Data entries
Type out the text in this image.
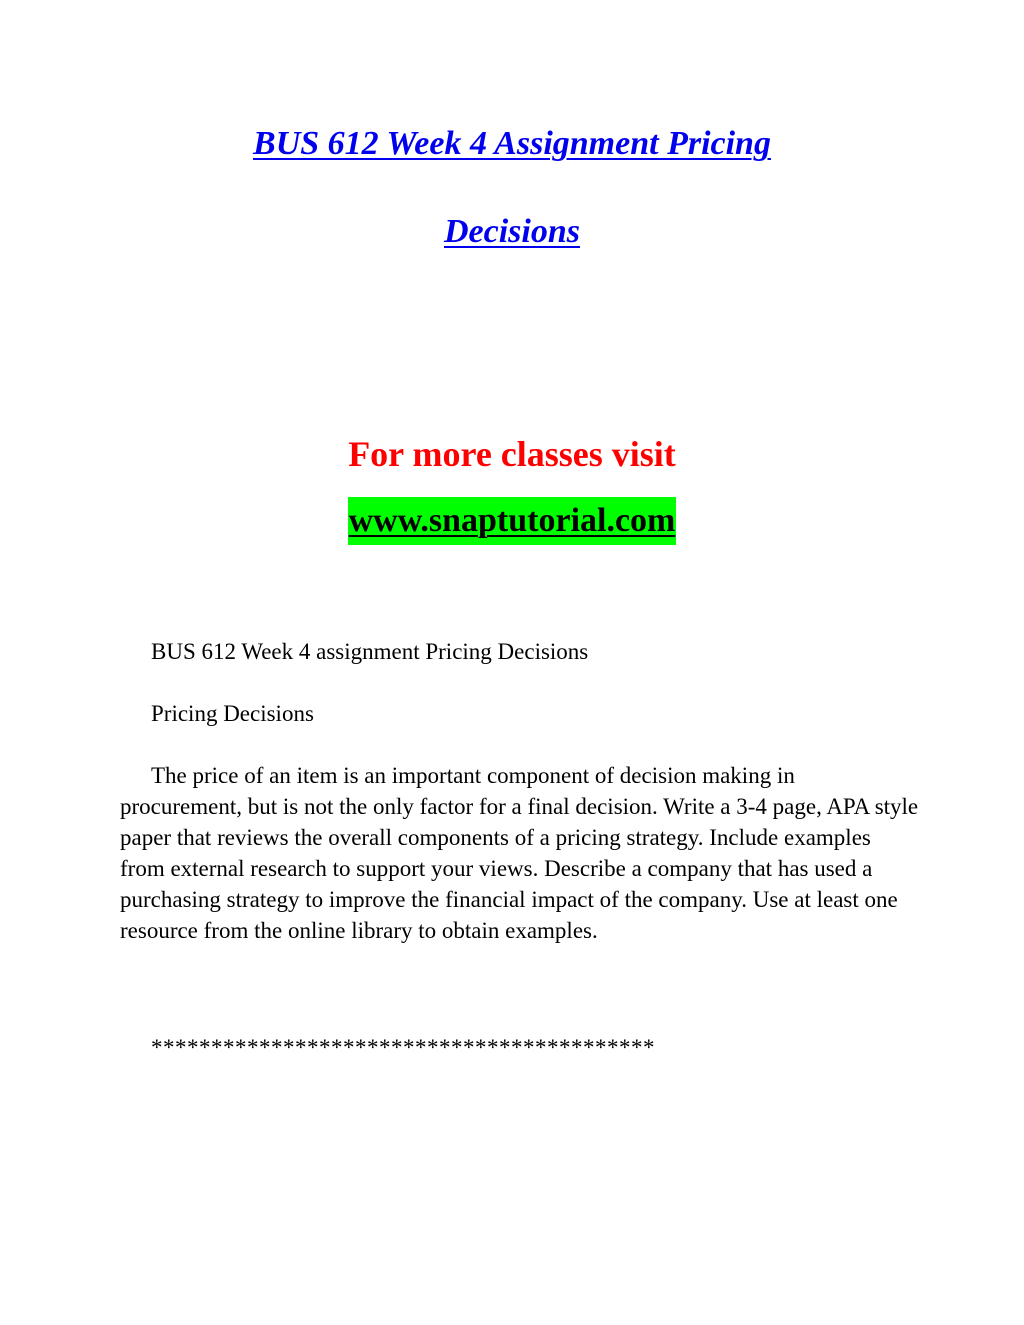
BUS 612 Week 4 Assignment Pricing
Decisions
For more classes visit
www.snaptutorial.com
BUS 612 Week 4 assignment Pricing Decisions
Pricing Decisions
The price of an item is an important component of decision making in procurement, but is not the only factor for a final decision. Write a 3-4 page, APA style paper that reviews the overall components of a pricing strategy. Include examples from external research to support your views. Describe a company that has used a purchasing strategy to improve the financial impact of the company. Use at least one resource from the online library to obtain examples.
******************************************
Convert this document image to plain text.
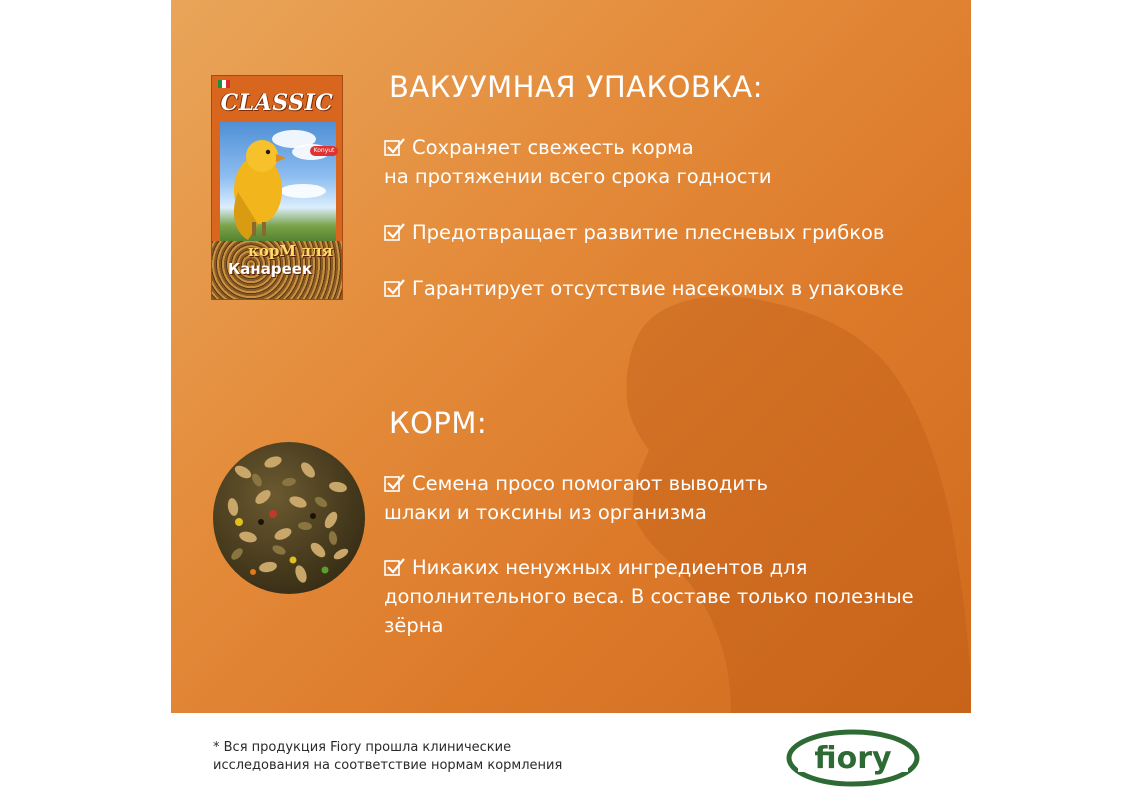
CLASSIC
Konyut
корМ для
Канареек
ВАКУУМНАЯ УПАКОВКА:
Сохраняет свежесть корма
на протяжении всего срока годности
Предотвращает развитие плесневых грибков
Гарантирует отсутствие насекомых в упаковке
КОРМ:
Семена просо помогают выводить
шлаки и токсины из организма
Никаких ненужных ингредиентов для
дополнительного веса. В составе только полезные
зёрна
* Вся продукция Fiory прошла клинические
исследования на соответствие нормам кормления	fiory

__Task to carry out__
Copy all lines of the listing above that contain the string "Decisions".

__Written answer__
Decisions
BUS 612 Week 4 assignment Pricing Decisions
Pricing Decisions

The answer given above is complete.